**STATED EXERCISE**: Search the entries below. Return every line that has "caption" in it.
*** SOURCE RECORDS ***
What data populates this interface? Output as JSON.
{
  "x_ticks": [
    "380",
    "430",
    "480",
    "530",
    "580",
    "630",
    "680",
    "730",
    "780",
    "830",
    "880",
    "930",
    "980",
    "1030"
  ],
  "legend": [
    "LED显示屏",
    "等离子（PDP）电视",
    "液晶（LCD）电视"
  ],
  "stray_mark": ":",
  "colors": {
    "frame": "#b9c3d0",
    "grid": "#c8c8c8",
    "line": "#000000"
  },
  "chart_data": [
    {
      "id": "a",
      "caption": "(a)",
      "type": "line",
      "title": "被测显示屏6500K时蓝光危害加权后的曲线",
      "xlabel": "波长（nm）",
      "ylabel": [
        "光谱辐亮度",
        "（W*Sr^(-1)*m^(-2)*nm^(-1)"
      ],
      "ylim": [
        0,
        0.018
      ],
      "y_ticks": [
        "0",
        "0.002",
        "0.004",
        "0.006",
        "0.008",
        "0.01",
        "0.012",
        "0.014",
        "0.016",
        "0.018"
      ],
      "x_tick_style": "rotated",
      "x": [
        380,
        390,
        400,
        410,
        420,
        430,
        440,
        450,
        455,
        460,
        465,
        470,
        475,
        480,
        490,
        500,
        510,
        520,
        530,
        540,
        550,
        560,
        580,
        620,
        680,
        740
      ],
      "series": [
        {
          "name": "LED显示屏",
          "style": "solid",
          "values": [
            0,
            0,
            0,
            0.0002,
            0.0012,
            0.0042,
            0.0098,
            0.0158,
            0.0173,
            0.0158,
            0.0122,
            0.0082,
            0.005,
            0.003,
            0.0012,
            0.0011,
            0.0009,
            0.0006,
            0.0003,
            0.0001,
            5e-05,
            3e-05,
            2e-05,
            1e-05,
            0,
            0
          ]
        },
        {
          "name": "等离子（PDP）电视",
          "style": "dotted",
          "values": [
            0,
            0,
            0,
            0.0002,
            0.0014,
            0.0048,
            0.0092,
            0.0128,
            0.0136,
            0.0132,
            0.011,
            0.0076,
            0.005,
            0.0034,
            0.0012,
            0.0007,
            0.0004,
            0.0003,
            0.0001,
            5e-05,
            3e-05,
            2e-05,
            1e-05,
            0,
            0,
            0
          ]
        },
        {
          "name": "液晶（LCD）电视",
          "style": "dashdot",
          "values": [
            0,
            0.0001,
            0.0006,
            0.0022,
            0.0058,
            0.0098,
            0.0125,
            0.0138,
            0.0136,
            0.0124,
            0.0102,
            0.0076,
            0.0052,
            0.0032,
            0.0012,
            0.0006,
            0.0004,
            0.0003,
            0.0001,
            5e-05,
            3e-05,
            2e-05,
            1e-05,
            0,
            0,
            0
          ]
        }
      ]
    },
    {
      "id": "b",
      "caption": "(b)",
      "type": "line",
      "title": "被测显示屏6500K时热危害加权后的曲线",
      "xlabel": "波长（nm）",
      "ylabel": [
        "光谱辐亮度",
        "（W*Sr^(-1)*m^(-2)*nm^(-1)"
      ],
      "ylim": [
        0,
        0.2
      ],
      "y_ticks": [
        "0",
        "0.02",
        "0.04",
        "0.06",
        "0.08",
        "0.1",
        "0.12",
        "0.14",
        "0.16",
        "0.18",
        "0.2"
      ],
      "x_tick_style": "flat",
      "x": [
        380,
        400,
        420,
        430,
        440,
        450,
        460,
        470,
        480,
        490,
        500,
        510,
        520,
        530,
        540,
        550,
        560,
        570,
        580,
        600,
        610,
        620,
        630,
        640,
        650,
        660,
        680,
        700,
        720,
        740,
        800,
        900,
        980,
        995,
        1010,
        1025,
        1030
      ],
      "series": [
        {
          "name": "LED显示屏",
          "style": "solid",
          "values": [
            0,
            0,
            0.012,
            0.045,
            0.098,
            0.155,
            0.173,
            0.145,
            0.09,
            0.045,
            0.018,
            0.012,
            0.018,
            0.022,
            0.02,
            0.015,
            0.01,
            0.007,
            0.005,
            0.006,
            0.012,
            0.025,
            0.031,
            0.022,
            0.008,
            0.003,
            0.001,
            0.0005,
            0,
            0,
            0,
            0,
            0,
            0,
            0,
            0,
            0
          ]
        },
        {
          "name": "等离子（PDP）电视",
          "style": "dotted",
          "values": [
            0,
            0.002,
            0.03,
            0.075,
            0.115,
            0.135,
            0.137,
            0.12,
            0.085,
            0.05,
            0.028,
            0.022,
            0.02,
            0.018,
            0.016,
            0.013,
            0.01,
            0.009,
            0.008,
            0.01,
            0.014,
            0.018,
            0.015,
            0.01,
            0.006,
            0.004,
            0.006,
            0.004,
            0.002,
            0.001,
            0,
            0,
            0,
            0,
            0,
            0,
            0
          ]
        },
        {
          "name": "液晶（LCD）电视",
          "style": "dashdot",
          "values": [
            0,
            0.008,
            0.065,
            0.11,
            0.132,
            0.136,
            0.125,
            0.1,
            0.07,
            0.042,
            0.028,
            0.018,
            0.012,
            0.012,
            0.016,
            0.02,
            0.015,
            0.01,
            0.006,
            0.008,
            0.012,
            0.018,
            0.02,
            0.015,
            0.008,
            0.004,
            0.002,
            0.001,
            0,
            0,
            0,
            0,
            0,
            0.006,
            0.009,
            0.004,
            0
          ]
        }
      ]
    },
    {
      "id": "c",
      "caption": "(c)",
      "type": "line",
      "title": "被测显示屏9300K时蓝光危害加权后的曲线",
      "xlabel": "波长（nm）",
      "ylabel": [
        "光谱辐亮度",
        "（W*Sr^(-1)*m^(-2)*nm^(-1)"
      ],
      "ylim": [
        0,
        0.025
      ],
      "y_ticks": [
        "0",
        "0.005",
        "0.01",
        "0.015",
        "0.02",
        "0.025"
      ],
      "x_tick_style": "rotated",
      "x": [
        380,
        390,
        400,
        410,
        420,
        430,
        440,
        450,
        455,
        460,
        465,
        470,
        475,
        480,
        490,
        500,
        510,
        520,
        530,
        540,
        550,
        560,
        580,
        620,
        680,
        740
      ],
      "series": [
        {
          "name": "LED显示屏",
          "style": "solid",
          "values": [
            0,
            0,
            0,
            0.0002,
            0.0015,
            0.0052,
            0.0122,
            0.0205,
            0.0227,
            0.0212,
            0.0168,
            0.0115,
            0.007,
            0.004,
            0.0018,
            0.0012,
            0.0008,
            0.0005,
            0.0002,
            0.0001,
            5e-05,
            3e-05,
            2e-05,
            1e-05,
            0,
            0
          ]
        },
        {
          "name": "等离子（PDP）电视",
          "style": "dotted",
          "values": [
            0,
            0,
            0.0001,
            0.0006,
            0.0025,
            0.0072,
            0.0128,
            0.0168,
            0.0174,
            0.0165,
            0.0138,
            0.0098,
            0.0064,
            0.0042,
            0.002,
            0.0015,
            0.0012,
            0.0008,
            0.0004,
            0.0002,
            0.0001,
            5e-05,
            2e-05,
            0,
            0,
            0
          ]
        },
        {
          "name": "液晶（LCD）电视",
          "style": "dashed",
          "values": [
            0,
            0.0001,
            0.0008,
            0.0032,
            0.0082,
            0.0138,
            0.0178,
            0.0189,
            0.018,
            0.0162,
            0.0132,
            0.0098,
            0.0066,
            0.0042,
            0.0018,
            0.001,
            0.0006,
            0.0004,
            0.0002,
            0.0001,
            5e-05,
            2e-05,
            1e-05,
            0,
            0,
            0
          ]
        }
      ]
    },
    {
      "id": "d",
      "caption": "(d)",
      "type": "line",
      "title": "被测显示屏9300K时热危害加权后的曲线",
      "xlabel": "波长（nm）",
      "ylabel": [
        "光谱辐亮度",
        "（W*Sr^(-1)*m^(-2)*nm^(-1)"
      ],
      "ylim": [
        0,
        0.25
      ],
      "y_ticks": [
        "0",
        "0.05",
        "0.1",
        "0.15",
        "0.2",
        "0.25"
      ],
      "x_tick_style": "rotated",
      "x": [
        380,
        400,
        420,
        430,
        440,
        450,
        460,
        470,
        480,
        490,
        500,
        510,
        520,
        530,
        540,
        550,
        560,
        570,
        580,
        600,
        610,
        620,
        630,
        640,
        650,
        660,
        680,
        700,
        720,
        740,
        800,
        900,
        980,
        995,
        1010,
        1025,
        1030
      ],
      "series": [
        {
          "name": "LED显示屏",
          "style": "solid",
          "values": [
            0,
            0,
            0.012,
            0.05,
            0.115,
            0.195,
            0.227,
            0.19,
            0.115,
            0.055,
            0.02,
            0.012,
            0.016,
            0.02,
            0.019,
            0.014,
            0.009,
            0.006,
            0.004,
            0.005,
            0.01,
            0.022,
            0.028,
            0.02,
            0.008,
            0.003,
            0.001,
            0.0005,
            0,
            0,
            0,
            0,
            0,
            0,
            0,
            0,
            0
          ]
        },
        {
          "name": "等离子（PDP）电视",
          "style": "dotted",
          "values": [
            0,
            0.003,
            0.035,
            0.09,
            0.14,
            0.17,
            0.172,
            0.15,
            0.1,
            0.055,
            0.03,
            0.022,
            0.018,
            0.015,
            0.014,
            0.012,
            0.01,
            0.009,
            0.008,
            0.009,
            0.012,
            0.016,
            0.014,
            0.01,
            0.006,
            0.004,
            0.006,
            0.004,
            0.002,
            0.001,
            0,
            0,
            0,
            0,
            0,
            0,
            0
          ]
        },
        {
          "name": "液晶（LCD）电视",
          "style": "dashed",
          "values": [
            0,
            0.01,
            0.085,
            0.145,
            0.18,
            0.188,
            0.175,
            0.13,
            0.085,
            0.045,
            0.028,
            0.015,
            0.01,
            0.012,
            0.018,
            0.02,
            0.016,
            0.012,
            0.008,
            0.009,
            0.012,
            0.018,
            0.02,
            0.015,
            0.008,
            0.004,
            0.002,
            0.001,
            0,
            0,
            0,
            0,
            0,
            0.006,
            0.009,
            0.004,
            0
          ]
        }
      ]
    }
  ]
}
***
**WRITTEN ANSWER**:
      "caption": "(a)",
      "caption": "(b)",
      "caption": "(c)",
      "caption": "(d)",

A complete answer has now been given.